One day last summer, a customer service representative for a company called Crystalite Salt received a phone call from Jennifer Lardge, a physicist. Lardge was curious about the science behind one of their products: lumps of salt, called lamps, that are meant to improve your health when they are heated. "I was looking at your Web site and I was just wondering about how salt lamps actually work," Lardge said.
"Right," responded the Crystalite Salt customer service representative.
"Well I was just wondering how they release the ions?"
"It's when it's warmed. The heat from the bulb or the candle. And it's like a reaction with the salt that then produces the ions."
"OK, it's just I have studied science a little and I was thinking that the bonds that hold the salt ions together are quite strong and I was wondering if there...
The researchers were particularly irritated by companies that used scientific-sounding claims to back their products and market them to the public. Like Lardge, several of the researchers took it upon themselves to call up some of the companies whose advertisements they'd noticed and ask some more questions about the scientific research that went - or didn't - go into them. (Both the US and UK allow supplement products to be marketed without explanation of scientific efficacy, but they still have to abide by truth in advertising rules.)
This fall, Sense about Science released transcripts of 11 conversations that researchers had with customer service people. Harriet Ball, a biologist at Kings College London, called Nestlé about their Ski Yoghurts, which she had noticed had been recently re-marketed as containing "Active8" - a complex of eight B vitamins that, according to Nestlé, optimized energy release. She was put through to the nutritionist at Nestlé. "Is it also helpful to people who've got a good diet anyway, and have enough B vitamins already in their diet?" asked Ball.

= EXTRACTED INFORMATION =
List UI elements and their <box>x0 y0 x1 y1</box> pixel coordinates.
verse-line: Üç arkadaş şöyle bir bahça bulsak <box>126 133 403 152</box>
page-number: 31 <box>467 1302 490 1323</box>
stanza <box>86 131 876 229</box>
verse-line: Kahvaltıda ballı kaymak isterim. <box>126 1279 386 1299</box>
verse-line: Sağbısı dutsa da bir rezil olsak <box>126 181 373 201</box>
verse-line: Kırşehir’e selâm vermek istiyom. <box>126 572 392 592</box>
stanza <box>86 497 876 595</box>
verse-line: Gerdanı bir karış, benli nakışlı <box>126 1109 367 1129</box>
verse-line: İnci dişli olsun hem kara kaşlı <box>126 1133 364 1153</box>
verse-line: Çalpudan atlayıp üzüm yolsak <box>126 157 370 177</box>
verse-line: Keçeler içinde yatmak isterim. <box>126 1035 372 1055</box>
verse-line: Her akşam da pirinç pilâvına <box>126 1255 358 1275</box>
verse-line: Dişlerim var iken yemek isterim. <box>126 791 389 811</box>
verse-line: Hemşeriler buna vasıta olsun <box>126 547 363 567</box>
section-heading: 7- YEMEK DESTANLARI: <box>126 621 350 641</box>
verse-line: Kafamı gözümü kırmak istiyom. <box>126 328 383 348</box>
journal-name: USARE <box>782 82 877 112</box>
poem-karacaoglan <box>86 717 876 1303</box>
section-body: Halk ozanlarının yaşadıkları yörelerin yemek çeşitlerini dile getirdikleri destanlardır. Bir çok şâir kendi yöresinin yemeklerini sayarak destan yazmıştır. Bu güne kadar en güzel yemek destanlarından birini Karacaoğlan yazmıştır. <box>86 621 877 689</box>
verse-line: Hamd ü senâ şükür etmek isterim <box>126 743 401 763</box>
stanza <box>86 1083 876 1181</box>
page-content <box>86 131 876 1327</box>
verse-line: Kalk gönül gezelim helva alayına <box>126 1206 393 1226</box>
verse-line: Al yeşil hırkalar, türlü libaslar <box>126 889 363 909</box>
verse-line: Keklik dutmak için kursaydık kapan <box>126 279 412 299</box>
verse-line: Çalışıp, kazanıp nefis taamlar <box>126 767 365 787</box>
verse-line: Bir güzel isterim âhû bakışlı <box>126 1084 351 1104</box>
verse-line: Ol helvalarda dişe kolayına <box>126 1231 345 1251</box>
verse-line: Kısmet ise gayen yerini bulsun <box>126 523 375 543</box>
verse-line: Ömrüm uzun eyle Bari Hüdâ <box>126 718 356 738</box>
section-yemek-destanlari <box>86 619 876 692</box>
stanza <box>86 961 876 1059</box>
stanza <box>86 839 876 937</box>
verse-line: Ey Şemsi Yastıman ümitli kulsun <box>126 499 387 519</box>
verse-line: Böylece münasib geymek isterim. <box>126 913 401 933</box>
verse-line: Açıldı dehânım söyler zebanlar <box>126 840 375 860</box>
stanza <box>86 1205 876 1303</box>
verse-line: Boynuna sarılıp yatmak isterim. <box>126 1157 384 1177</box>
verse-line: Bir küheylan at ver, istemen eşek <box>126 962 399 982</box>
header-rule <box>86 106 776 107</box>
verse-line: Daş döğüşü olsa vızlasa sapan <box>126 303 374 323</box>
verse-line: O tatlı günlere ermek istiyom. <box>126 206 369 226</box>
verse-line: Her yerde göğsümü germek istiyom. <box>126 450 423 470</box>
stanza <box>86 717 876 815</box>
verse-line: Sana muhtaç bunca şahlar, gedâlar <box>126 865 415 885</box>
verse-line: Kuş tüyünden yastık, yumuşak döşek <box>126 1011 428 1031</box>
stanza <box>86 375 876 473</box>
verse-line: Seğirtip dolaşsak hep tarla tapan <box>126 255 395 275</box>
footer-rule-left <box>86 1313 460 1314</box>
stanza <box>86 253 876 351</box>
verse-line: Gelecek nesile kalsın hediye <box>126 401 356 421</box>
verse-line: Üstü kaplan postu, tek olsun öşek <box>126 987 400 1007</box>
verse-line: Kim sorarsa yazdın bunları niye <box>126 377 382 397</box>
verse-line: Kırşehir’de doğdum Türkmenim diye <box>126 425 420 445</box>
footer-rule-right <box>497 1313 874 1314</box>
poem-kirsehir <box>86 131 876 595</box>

= EXERCISE =
Copy out the passage of the article on researchers questioning product claims from "One day last" to "customer service representative.". The data were drawn from a separate source.

= FINISHED TASK =
One day last summer, a customer service representative for a company called Crystalite Salt received a phone call from Jennifer Lardge, a physicist. Lardge was curious about the science behind one of their products: lumps of salt, called lamps, that are meant to improve your health when they are heated. "I was looking at your Web site and I was just wondering about how salt lamps actually work," Lardge said.
"Right," responded the Crystalite Salt customer service representative.